◆ **Exercise data**:

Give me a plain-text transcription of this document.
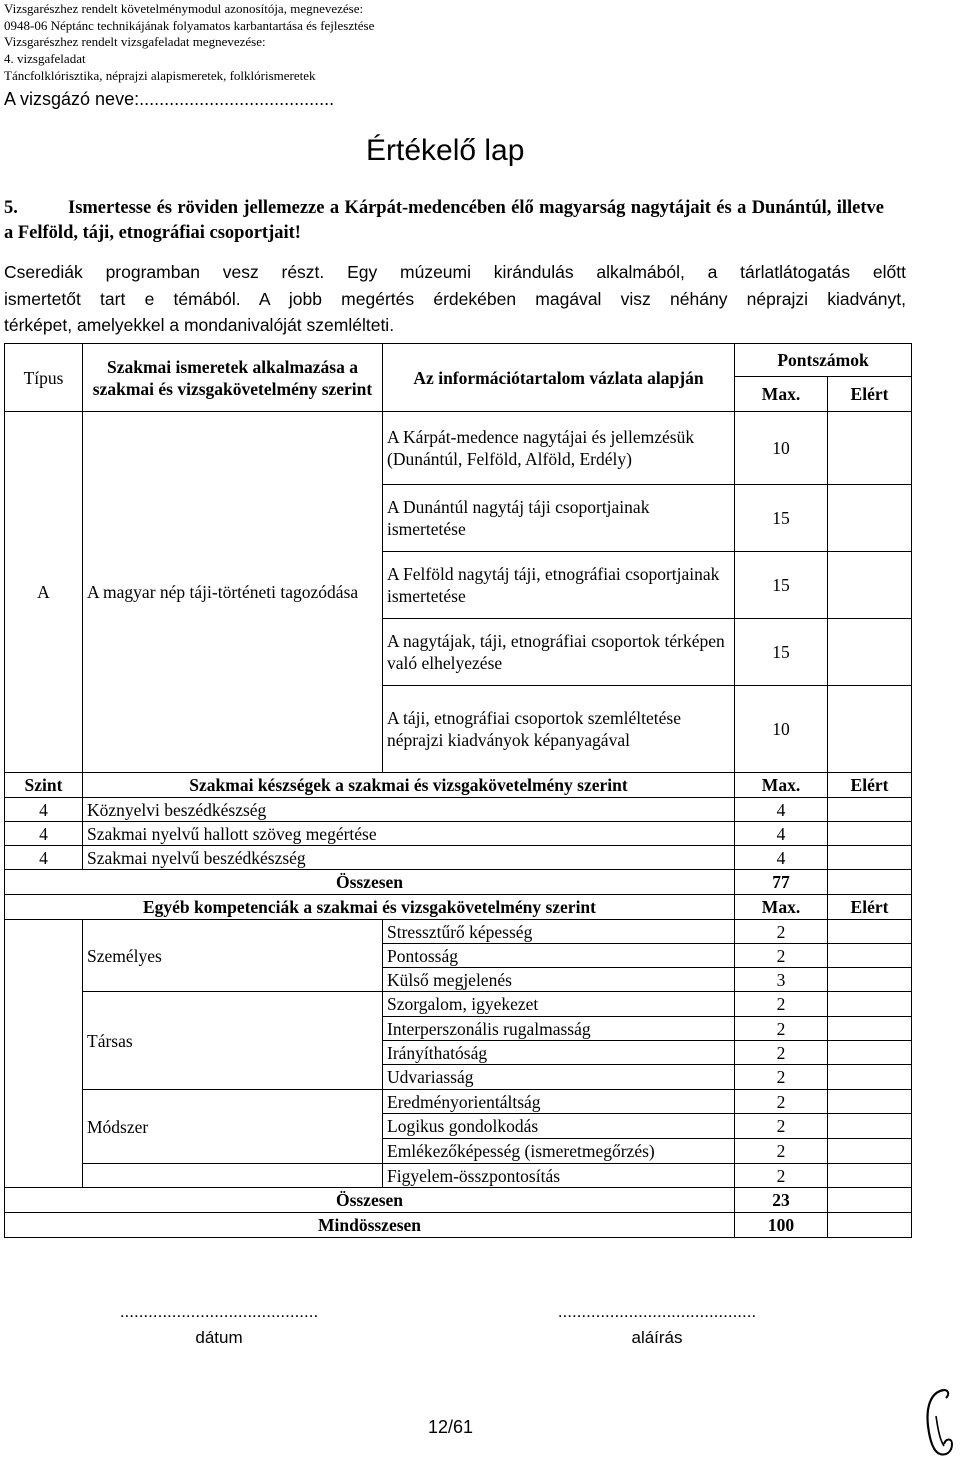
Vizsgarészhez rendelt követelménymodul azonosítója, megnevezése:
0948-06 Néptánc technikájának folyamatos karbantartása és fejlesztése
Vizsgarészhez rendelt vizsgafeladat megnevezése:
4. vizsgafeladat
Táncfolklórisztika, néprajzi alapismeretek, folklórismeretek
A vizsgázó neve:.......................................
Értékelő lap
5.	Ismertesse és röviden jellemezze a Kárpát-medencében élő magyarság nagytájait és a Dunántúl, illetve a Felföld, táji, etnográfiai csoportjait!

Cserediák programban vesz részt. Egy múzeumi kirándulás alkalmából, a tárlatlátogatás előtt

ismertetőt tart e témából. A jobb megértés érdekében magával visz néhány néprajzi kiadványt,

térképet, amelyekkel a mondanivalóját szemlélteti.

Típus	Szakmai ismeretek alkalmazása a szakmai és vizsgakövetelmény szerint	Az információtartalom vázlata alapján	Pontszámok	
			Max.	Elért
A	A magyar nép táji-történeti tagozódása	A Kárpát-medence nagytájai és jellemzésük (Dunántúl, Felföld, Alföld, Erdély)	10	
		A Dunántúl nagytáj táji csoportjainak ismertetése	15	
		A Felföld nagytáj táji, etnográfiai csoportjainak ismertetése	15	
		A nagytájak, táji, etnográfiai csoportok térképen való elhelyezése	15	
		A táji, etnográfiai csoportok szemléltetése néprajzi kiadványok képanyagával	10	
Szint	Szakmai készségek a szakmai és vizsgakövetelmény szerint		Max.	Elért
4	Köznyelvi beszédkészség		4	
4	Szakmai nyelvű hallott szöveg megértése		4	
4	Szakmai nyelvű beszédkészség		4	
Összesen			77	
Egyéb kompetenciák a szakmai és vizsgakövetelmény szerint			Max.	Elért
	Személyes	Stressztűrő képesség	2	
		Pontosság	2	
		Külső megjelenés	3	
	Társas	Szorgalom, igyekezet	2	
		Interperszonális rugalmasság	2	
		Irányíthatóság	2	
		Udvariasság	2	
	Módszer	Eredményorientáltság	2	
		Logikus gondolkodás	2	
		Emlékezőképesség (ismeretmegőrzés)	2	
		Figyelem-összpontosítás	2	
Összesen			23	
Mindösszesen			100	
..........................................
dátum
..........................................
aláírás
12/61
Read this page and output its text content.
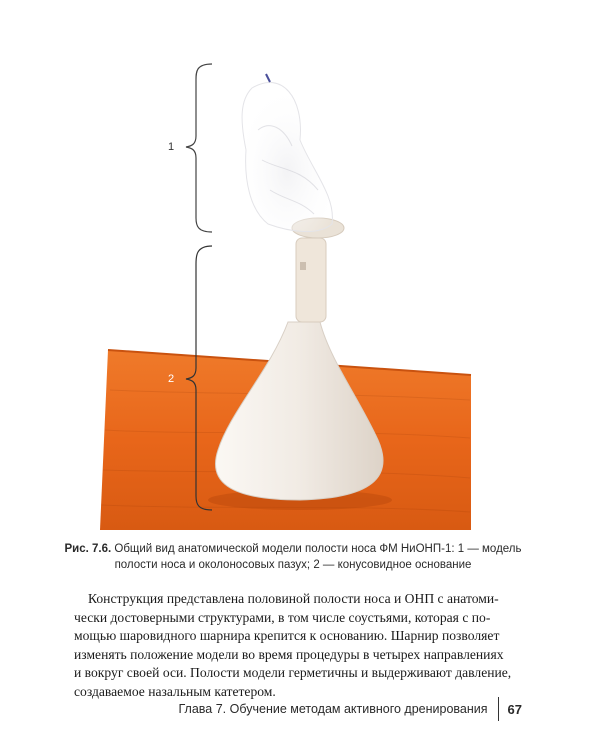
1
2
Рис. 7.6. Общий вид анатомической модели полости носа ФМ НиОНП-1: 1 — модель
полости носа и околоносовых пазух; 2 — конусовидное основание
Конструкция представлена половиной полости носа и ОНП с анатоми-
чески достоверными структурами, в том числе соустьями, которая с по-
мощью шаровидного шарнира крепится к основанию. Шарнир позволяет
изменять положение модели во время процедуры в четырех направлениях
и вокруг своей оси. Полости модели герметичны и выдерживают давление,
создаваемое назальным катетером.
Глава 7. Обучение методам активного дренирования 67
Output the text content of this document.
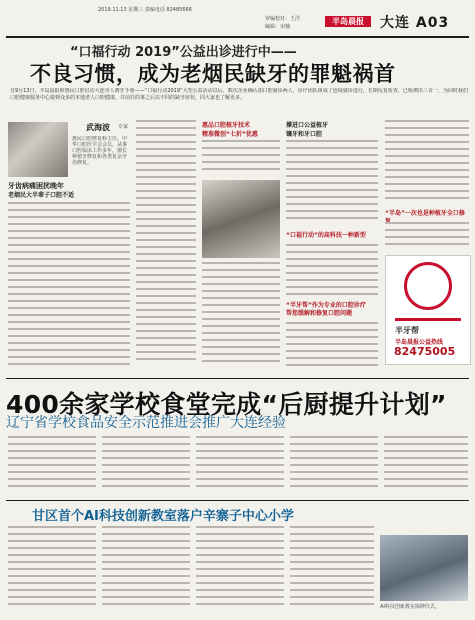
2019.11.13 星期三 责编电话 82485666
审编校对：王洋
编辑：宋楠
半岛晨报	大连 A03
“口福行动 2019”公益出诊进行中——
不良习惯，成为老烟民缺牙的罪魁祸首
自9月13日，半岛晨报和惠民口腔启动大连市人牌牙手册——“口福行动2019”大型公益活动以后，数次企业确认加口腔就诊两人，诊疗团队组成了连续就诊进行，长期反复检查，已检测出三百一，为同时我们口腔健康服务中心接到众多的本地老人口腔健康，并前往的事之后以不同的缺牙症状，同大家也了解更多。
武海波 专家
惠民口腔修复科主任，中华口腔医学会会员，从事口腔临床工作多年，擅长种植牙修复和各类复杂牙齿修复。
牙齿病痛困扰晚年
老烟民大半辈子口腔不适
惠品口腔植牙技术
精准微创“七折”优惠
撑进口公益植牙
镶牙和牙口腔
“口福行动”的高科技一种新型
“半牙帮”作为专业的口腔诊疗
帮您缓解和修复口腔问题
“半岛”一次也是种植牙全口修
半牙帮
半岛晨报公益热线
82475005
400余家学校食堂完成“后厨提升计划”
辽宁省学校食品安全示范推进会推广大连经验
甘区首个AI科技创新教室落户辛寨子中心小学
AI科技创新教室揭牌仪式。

◆ **Goal of the exercise**:
State how many lines of the records above contain the word "etnográfiai", and give only that number.

◆ **Output below**:
4